### The records
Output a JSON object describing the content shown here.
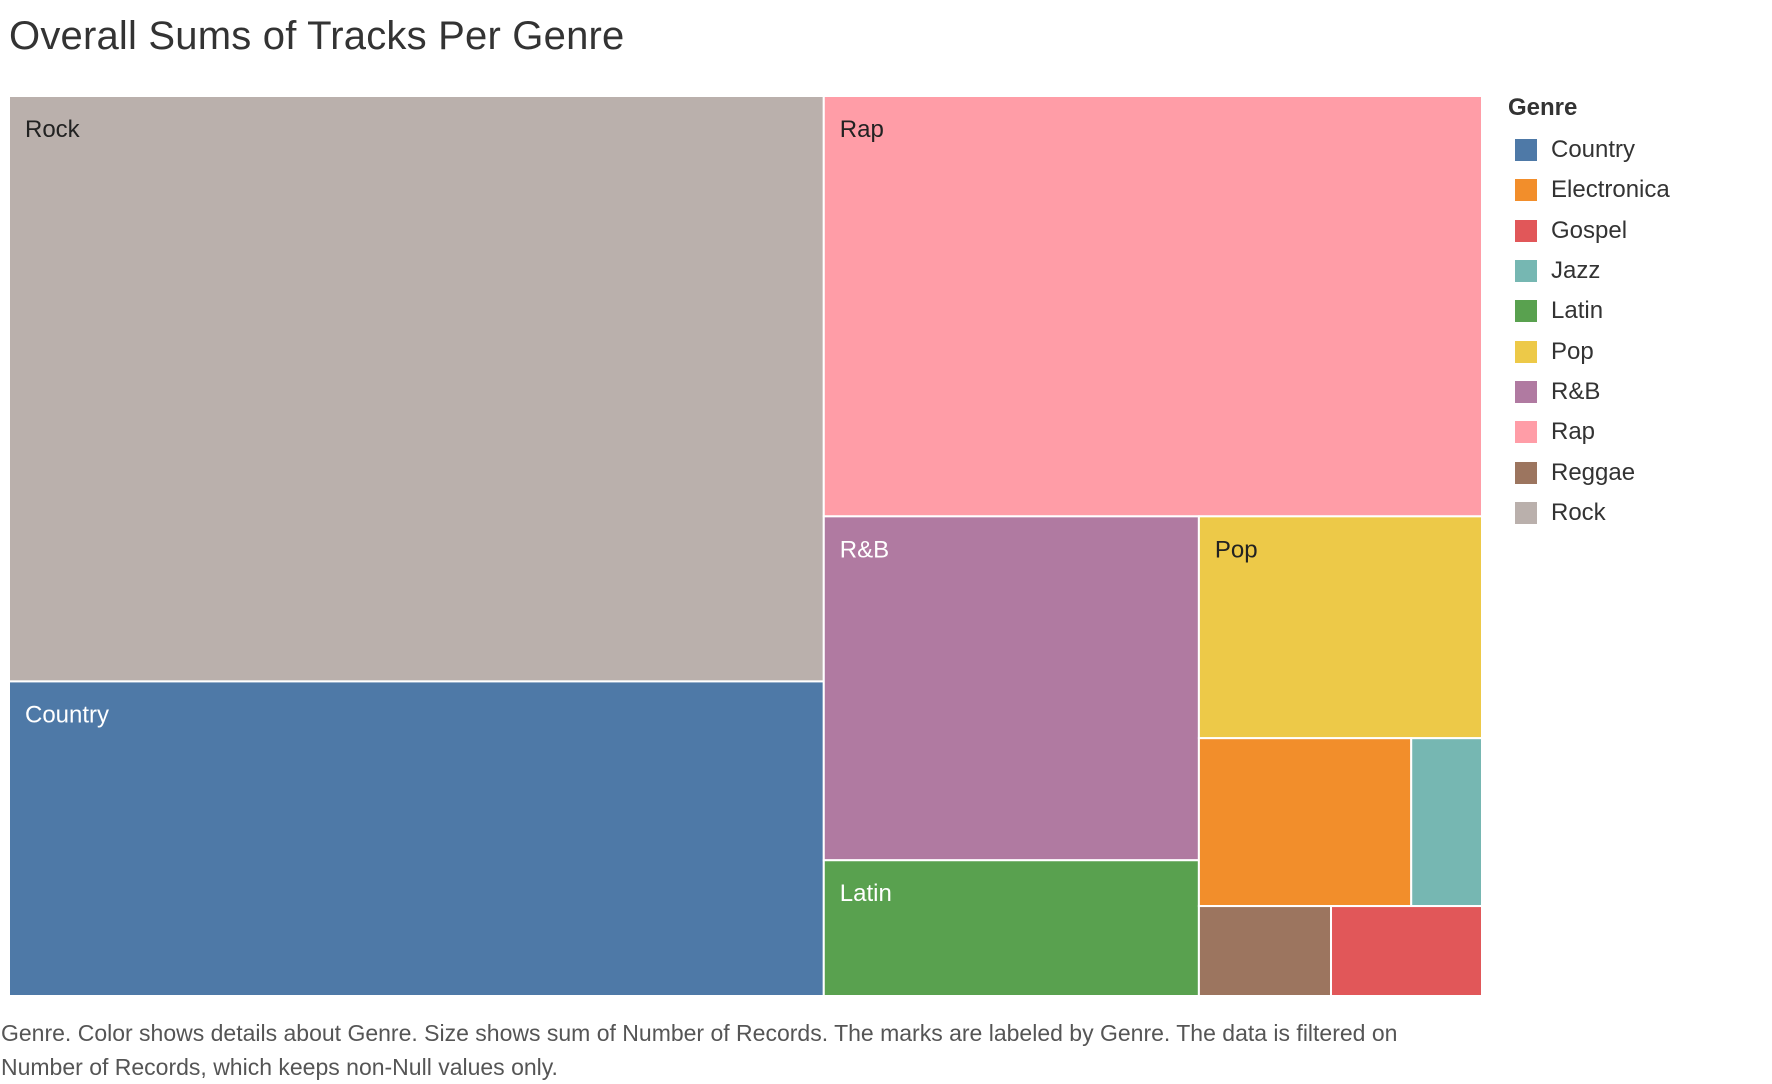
{
  "chart_data": {
    "type": "treemap",
    "title": "Overall Sums of Tracks Per Genre",
    "caption": "Genre.  Color shows details about Genre.  Size shows sum of Number of Records.  The marks are labeled by Genre. The data is filtered on Number of Records, which keeps non-Null values only.",
    "legend": {
      "title": "Genre",
      "placement": "right",
      "items": [
        {
          "label": "Country",
          "color": "#4e79a7"
        },
        {
          "label": "Electronica",
          "color": "#f28e2b"
        },
        {
          "label": "Gospel",
          "color": "#e15759"
        },
        {
          "label": "Jazz",
          "color": "#76b7b2"
        },
        {
          "label": "Latin",
          "color": "#59a14f"
        },
        {
          "label": "Pop",
          "color": "#edc948"
        },
        {
          "label": "R&B",
          "color": "#b07aa1"
        },
        {
          "label": "Rap",
          "color": "#ff9da7"
        },
        {
          "label": "Reggae",
          "color": "#9c755f"
        },
        {
          "label": "Rock",
          "color": "#bab0ac"
        }
      ]
    },
    "categories": [
      "Rock",
      "Country",
      "Rap",
      "R&B",
      "Latin",
      "Pop",
      "Electronica",
      "Jazz",
      "Reggae",
      "Gospel"
    ],
    "values": [
      281,
      151,
      163,
      76,
      30,
      37,
      21,
      7,
      7,
      8
    ],
    "value_measure": "Number of Records",
    "labeled": [
      "Rock",
      "Country",
      "Rap",
      "R&B",
      "Latin",
      "Pop"
    ]
  }
}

### Given problem
Find all the lines containing "Genre" in the material, then copy them.

### Task result
    "title": "Overall Sums of Tracks Per Genre",
    "caption": "Genre.  Color shows details about Genre.  Size shows sum of Number of Records.  The marks are labeled by Genre. The data is filtered on Number of Records, which keeps non-Null values only.",
      "title": "Genre",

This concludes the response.